(Records excerpted from a collection)
--- Begin ---

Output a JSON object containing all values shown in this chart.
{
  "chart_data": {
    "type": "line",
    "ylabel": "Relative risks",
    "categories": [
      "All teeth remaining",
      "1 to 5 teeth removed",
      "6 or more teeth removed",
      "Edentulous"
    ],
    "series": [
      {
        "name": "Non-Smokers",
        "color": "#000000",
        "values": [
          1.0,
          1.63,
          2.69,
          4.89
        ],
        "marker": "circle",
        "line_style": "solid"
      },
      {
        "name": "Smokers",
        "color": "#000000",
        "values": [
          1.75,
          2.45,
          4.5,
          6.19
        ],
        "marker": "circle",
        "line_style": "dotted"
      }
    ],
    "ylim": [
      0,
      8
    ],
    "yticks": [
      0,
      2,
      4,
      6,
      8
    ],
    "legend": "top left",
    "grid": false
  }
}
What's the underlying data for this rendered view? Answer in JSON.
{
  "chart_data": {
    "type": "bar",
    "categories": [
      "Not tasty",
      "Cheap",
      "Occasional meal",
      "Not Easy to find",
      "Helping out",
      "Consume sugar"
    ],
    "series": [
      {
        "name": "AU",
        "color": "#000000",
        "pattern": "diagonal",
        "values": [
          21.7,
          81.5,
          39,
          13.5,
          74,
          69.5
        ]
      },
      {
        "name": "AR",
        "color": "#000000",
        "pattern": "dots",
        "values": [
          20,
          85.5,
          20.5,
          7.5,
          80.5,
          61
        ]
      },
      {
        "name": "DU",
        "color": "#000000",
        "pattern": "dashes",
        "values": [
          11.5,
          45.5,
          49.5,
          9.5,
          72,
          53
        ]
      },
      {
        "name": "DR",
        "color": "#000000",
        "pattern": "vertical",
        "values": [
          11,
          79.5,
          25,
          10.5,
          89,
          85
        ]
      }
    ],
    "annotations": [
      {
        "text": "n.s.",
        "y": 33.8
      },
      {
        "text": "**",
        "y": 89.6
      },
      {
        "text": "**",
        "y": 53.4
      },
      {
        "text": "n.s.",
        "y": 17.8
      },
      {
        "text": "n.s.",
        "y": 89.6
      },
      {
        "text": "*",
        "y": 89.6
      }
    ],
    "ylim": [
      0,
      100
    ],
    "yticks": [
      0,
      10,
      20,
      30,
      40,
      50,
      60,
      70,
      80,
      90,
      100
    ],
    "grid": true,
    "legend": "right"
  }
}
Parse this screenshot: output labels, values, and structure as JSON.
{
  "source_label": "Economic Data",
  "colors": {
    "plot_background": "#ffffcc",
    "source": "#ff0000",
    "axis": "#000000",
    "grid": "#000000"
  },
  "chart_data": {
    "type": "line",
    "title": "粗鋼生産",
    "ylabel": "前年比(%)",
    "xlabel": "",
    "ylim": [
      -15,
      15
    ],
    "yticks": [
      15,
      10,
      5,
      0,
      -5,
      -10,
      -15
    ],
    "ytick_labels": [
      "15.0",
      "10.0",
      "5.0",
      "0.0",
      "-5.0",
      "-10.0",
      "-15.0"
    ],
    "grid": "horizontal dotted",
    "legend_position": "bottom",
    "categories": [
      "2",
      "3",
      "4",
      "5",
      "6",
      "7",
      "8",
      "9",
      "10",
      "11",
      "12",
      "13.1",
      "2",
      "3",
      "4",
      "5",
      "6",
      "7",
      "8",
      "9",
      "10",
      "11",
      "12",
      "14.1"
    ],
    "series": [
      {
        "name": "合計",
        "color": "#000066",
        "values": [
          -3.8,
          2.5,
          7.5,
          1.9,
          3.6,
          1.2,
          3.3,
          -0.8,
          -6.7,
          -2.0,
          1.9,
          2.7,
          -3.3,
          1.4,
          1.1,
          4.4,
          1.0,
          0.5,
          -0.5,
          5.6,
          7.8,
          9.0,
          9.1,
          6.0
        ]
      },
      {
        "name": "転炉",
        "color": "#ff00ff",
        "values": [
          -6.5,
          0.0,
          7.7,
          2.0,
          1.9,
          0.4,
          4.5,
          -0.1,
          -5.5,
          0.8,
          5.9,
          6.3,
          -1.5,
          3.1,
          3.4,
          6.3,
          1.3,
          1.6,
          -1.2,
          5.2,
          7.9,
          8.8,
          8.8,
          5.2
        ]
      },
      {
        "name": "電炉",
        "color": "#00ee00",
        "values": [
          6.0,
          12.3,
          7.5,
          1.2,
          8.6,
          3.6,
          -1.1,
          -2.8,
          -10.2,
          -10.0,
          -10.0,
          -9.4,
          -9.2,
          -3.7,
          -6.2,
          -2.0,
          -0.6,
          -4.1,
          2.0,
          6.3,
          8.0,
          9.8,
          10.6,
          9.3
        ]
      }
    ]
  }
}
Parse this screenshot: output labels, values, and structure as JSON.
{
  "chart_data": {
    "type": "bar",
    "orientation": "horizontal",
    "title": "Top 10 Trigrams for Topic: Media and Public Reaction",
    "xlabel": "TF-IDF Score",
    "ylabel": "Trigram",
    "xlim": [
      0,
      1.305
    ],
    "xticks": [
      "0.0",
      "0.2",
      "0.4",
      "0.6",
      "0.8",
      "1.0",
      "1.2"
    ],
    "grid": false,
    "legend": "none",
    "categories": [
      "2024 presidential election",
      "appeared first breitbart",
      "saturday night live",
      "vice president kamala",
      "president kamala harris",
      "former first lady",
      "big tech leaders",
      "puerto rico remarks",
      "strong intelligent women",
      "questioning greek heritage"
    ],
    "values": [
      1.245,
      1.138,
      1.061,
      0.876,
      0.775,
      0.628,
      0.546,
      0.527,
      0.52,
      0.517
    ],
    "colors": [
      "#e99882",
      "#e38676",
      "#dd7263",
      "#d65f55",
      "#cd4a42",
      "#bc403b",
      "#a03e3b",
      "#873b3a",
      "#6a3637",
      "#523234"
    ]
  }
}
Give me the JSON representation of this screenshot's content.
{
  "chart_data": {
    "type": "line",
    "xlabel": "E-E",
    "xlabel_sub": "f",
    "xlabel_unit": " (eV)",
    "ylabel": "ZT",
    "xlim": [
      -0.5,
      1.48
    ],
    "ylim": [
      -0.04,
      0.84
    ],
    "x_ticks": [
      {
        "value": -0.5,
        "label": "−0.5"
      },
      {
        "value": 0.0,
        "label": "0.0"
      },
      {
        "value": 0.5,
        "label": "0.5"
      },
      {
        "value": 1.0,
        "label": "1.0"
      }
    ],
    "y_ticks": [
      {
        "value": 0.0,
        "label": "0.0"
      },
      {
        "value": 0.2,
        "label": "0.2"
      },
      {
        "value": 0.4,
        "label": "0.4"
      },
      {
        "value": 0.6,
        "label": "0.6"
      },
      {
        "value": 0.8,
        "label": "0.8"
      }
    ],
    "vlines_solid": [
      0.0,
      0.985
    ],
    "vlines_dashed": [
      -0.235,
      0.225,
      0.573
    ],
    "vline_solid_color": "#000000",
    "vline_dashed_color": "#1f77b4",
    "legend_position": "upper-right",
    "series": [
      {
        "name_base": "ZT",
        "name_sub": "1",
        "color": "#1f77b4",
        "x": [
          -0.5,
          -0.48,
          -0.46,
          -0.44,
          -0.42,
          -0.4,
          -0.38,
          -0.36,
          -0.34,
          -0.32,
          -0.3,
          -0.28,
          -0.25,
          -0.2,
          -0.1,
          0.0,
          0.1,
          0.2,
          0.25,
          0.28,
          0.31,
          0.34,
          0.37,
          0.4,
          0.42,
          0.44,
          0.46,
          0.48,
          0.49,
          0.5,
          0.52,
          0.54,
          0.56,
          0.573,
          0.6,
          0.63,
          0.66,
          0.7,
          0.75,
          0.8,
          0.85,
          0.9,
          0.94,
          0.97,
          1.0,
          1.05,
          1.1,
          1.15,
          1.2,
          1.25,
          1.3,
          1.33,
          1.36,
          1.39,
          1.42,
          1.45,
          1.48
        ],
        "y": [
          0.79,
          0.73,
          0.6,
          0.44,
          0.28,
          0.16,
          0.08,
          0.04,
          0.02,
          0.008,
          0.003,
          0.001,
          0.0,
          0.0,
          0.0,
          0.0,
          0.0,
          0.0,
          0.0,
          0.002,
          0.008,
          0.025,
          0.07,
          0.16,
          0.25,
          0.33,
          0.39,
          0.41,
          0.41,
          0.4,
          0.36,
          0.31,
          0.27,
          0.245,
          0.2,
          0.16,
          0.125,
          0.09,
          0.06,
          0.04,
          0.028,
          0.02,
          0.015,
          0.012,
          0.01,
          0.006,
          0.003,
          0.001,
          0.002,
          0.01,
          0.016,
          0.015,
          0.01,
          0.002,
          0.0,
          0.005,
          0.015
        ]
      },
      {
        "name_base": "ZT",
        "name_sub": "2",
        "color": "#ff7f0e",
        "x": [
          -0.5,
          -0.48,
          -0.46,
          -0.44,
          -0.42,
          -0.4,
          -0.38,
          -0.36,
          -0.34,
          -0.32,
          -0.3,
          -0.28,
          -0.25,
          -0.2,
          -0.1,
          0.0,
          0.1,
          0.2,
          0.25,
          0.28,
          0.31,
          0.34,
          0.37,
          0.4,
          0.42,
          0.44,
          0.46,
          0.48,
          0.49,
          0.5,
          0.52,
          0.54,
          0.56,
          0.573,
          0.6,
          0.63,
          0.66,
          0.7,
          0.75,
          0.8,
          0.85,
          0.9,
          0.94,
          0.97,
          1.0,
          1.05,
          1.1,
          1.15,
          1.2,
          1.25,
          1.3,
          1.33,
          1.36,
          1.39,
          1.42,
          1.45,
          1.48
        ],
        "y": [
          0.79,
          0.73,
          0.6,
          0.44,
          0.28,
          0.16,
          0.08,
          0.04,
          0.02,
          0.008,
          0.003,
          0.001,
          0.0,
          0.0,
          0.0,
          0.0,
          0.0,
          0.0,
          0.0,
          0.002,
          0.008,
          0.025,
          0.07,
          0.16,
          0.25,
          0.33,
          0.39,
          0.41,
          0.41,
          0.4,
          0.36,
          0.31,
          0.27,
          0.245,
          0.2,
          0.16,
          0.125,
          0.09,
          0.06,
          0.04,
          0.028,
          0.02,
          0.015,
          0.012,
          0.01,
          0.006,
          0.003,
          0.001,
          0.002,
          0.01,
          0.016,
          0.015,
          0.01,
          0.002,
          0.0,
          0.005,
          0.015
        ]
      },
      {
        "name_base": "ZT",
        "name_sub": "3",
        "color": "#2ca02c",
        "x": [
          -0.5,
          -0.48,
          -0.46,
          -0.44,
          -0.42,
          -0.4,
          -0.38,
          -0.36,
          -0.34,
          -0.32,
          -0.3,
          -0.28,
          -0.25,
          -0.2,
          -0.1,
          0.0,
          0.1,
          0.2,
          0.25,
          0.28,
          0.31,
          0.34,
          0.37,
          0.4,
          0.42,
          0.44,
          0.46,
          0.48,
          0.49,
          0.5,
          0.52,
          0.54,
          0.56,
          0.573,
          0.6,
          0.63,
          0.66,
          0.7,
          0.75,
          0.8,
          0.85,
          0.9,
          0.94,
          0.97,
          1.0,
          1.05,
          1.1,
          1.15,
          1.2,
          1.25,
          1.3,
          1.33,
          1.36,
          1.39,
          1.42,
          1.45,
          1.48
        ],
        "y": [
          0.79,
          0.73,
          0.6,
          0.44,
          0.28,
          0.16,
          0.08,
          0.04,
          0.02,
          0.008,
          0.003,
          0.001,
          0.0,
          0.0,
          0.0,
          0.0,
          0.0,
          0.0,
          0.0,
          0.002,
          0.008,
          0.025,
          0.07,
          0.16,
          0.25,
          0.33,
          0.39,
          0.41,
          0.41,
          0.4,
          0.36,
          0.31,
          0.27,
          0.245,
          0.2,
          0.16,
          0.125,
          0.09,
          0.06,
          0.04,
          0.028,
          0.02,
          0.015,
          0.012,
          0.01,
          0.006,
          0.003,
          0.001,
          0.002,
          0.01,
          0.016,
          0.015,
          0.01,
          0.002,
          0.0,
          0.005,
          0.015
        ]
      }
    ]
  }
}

--- End ---

* _Direction_: Go through the lines above. Select every one that has the string "first".

* _Worked solution_:
      "appeared first breitbart",
      "former first lady",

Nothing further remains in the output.